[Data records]

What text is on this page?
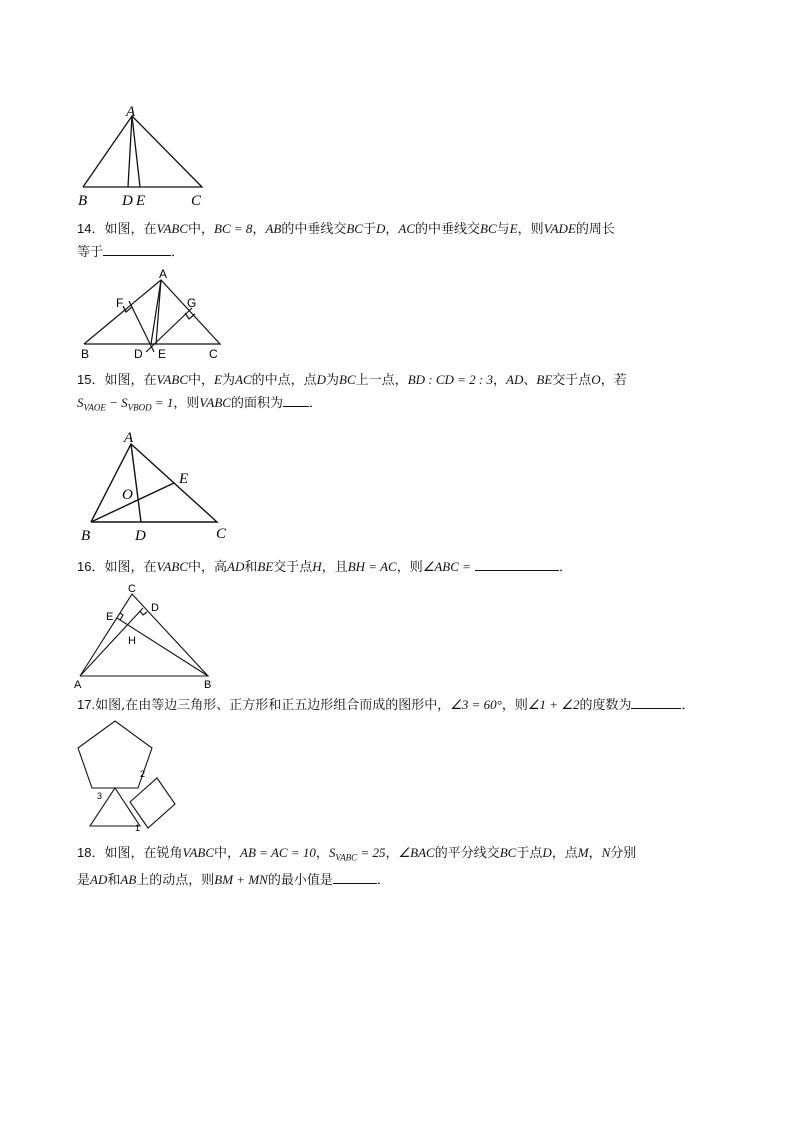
A
B D E	C
14．如图，在VABC中，BC = 8，AB的中垂线交BC于D，AC的中垂线交BC与E，则VADE的周长
等于	．
A
F	G
B	D E	C
15．如图，在VABC中，E为AC的中点，点D为BC上一点，BD : CD = 2 : 3，AD、BE交于点O，若
$S_{VAOE} - S_{VBOD} = 1$，则VABC的面积为 ．
A
E
O
B	D	C
16．如图，在VABC中，高AD和BE交于点H，且BH = AC，则∠ABC =	．
C
D
E
H
A	B
17.如图,在由等边三角形、正方形和正五边形组合而成的图形中，∠3 = 60°，则∠1 + ∠2的度数为	．
2
3
1
18．如图，在锐角VABC中，AB = AC = 10，$S_{VABC} = 25$，∠BAC的平分线交BC于点D，点M，N分别
是AD和AB上的动点，则BM + MN的最小值是	．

## CHALLENGE
Generate a word-for-word copy of the preceding records, excluding all pictures.

## RESPONSE FOR THIS EXERCISE
What text is on this page?
A
B D E	C
14．如图，在VABC中，BC = 8，AB的中垂线交BC于D，AC的中垂线交BC与E，则VADE的周长
等于	．
A
F	G
B	D E	C
15．如图，在VABC中，E为AC的中点，点D为BC上一点，BD : CD = 2 : 3，AD、BE交于点O，若
$S_{VAOE} - S_{VBOD} = 1$，则VABC的面积为 ．
A
E
O
B	D	C
16．如图，在VABC中，高AD和BE交于点H，且BH = AC，则∠ABC =	．
C
D
E
H
A	B
17.如图,在由等边三角形、正方形和正五边形组合而成的图形中，∠3 = 60°，则∠1 + ∠2的度数为	．
2
3
1
18．如图，在锐角VABC中，AB = AC = 10，$S_{VABC} = 25$，∠BAC的平分线交BC于点D，点M，N分别
是AD和AB上的动点，则BM + MN的最小值是	．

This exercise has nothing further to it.